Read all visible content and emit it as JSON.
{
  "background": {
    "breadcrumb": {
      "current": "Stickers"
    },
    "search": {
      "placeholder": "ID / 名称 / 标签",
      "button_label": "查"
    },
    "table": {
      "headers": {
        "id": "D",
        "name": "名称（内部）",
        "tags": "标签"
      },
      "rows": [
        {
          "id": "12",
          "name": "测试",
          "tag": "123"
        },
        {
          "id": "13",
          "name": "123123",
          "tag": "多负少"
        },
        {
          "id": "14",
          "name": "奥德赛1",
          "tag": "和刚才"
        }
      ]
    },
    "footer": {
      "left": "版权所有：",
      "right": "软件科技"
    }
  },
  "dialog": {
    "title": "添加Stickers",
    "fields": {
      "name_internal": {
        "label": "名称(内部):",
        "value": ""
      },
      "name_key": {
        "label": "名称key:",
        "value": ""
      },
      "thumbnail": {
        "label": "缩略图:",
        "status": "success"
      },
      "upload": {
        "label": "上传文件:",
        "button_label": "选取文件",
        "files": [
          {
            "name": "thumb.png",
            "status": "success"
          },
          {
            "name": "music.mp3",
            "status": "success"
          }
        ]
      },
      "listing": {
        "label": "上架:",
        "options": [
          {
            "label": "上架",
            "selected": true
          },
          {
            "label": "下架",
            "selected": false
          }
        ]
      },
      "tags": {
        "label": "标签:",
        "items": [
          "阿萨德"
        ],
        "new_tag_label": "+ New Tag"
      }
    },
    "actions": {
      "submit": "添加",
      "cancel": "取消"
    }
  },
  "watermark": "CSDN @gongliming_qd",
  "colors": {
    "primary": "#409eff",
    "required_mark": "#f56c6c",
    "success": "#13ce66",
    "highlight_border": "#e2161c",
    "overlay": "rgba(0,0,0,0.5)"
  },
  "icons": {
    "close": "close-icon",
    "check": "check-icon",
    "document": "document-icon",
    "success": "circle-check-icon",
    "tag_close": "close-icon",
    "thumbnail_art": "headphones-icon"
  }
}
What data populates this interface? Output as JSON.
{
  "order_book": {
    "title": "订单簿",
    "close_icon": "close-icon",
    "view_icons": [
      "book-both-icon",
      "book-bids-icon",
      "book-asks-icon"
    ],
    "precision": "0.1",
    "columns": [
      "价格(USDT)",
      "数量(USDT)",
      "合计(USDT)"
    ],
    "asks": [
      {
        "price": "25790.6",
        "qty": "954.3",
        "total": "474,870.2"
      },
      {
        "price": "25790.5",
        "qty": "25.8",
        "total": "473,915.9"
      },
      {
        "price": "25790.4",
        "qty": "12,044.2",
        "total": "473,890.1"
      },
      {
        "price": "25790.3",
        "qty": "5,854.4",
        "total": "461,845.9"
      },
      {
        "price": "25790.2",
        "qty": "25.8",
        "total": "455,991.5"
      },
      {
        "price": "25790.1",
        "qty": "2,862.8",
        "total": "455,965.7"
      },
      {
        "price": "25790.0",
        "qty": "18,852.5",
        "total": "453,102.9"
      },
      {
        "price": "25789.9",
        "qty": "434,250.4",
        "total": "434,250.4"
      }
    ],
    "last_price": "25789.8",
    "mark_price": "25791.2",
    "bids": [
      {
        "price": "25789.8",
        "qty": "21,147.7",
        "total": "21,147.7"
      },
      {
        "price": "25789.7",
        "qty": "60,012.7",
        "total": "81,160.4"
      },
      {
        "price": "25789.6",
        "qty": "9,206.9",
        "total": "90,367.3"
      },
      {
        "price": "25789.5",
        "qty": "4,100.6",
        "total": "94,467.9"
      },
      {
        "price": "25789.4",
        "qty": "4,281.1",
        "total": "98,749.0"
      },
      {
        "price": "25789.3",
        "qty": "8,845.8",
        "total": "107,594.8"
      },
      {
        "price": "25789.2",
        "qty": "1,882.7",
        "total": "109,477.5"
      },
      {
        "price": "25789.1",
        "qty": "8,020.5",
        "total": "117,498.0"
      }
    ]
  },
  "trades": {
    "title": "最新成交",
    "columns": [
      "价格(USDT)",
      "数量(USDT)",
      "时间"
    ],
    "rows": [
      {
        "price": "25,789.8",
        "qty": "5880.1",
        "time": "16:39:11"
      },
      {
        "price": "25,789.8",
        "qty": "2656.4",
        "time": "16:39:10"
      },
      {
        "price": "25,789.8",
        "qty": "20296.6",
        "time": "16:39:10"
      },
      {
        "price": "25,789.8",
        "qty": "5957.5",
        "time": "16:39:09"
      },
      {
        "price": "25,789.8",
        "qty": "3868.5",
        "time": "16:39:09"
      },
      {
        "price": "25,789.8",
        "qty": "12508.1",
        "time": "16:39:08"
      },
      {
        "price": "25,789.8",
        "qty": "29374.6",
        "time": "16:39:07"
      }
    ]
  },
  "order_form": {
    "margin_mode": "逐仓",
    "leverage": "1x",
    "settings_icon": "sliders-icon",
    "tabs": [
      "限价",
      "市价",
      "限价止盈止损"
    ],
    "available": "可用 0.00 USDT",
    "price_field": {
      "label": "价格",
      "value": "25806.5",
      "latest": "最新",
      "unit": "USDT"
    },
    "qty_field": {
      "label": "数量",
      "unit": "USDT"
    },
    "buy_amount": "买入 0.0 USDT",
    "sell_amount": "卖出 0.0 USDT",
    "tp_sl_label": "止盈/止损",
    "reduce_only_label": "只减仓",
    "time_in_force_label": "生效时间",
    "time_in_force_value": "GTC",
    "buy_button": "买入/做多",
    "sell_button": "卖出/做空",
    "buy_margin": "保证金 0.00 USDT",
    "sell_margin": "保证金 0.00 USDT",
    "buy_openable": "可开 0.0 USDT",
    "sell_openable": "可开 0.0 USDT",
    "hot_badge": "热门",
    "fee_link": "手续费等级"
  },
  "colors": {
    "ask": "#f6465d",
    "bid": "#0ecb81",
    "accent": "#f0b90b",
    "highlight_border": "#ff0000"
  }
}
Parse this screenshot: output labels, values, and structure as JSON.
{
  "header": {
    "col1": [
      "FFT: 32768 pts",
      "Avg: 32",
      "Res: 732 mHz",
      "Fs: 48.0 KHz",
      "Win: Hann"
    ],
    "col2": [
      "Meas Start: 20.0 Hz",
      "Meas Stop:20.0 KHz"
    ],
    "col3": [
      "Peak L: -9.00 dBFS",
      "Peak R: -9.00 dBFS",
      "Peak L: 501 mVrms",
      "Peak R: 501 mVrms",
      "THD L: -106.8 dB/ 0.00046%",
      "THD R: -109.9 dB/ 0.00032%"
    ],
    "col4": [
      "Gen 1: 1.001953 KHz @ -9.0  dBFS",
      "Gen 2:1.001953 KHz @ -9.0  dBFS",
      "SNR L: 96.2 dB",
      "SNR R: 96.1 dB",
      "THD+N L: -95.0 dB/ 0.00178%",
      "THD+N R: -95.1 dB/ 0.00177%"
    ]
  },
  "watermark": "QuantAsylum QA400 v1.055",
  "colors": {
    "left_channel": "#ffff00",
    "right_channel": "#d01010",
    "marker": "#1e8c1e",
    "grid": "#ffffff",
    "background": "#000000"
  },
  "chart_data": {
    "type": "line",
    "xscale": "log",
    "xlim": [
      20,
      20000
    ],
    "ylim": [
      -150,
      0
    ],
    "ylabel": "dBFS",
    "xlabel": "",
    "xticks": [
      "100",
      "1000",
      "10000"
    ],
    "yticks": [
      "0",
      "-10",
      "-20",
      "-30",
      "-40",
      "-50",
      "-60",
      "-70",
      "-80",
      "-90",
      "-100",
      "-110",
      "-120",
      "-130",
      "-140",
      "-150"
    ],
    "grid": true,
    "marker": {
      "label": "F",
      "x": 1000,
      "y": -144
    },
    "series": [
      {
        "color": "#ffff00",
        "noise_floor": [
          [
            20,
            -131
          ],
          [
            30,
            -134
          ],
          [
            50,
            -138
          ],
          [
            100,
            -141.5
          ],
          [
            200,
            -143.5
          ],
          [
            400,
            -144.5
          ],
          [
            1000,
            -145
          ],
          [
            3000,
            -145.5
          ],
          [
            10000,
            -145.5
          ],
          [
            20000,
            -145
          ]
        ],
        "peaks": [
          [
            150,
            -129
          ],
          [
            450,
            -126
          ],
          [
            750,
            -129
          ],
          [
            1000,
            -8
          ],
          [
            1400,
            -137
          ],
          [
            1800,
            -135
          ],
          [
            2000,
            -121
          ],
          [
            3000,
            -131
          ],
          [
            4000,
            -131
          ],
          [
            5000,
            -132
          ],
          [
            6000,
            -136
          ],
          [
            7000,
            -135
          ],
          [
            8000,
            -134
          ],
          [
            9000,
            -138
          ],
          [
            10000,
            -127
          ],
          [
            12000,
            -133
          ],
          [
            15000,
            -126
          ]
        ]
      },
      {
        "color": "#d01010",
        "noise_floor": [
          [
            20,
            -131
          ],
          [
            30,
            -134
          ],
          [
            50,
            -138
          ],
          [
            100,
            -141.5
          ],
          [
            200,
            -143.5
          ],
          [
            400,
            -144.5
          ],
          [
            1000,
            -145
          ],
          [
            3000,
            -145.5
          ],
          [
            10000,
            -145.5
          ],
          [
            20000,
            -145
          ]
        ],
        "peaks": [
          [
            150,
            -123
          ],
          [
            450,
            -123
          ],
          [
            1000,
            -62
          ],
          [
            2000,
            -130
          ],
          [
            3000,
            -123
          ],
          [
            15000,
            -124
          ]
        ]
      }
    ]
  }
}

■ ■ ■ ■ ■ ■ ■

**Problem details:** Report back each line of the entries that holds the string "success".

**Answer to the task:**
        "status": "success"
            "status": "success"
            "status": "success"
    "success": "#13ce66",
    "success": "circle-check-icon",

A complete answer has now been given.